[DATASET RECORDS]:

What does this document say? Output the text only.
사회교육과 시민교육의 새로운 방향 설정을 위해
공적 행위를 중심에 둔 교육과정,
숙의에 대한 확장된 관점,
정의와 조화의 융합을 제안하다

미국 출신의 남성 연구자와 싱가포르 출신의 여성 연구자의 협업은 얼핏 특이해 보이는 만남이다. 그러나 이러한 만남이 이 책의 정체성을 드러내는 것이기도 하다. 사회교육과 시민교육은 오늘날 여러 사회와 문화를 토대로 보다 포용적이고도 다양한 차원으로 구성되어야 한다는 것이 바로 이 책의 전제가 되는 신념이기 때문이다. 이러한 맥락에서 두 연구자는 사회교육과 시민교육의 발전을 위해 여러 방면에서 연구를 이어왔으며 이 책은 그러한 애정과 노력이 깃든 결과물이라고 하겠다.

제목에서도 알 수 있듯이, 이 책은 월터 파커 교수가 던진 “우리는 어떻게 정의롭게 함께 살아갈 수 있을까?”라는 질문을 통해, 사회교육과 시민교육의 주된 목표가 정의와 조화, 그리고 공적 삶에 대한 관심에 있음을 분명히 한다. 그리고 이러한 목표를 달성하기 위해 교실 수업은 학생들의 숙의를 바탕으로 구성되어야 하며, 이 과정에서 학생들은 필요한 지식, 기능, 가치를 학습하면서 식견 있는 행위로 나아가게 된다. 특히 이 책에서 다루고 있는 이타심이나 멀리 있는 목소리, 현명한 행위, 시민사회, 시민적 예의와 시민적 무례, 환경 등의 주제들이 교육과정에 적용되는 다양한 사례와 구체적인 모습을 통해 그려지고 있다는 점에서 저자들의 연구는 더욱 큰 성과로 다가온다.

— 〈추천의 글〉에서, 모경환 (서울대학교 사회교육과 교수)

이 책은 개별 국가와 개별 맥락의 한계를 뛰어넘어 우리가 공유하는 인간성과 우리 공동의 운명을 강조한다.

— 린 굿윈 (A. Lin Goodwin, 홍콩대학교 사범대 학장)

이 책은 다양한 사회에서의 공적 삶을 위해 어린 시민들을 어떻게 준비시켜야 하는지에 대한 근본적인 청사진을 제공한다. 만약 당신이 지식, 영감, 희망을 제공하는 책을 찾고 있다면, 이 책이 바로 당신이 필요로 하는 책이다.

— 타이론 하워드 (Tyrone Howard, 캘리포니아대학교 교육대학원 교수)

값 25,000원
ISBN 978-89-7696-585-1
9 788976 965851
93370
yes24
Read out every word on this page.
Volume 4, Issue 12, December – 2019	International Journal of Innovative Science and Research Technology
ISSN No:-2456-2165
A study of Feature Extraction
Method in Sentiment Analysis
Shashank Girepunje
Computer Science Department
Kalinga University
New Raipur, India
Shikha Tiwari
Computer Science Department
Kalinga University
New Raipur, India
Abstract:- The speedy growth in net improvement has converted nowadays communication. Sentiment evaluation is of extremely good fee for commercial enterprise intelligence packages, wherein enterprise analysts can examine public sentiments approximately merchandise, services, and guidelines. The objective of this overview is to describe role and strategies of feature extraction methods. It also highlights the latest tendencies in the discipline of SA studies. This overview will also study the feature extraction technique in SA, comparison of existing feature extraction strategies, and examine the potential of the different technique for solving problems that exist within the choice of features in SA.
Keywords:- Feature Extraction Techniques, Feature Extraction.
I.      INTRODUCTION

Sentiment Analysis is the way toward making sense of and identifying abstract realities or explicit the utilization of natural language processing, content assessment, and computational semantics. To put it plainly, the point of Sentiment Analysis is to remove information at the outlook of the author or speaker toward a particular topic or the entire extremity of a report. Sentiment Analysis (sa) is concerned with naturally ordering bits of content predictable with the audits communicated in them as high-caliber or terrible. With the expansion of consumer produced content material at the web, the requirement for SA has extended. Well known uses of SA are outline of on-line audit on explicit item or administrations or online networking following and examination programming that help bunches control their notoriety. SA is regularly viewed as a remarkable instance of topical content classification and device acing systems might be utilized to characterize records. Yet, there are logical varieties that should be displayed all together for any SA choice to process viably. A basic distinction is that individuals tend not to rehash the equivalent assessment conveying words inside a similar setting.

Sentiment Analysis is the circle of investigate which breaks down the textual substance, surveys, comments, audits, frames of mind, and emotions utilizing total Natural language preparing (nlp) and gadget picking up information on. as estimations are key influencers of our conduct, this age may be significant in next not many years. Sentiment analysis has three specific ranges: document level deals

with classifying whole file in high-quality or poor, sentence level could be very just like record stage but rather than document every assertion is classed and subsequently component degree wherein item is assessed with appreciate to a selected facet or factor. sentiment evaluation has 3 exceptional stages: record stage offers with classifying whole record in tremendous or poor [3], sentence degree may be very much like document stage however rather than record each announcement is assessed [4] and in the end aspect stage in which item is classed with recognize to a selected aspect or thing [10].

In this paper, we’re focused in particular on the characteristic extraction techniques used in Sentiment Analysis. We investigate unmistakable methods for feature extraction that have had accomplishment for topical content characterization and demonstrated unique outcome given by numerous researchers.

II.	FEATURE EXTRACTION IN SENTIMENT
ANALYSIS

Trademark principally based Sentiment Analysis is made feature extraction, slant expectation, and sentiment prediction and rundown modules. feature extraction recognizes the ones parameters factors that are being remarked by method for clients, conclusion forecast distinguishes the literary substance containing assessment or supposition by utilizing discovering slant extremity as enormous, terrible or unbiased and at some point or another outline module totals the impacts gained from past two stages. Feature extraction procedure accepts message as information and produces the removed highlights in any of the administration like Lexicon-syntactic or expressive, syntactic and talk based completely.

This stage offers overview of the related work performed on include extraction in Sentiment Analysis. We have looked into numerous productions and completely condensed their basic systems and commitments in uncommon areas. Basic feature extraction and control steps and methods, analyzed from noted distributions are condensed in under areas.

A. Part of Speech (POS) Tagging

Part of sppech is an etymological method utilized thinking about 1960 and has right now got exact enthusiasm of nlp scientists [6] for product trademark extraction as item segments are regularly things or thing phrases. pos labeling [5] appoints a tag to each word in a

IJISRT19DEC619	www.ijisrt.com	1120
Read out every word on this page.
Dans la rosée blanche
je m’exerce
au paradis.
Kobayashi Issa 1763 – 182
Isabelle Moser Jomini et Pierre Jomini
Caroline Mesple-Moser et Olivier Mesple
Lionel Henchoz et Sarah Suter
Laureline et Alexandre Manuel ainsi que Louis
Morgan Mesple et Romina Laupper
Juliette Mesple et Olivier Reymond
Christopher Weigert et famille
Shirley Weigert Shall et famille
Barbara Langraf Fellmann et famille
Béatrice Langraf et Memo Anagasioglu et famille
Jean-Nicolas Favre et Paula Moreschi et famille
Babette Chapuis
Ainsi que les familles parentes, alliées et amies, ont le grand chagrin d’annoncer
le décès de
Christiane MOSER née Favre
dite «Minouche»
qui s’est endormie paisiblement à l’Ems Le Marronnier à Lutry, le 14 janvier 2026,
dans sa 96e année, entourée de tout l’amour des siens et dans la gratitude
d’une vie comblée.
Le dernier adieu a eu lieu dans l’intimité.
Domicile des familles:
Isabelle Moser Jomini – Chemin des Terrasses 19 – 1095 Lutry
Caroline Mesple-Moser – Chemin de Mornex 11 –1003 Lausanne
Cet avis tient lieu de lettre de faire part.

[EXERCISE INSTRUCTIONS]:
Find all lines holding the string "Olivier" and copy them.

[COMPLETED EXERCISE]:
Caroline Mesple-Moser et Olivier Mesple
Juliette Mesple et Olivier Reymond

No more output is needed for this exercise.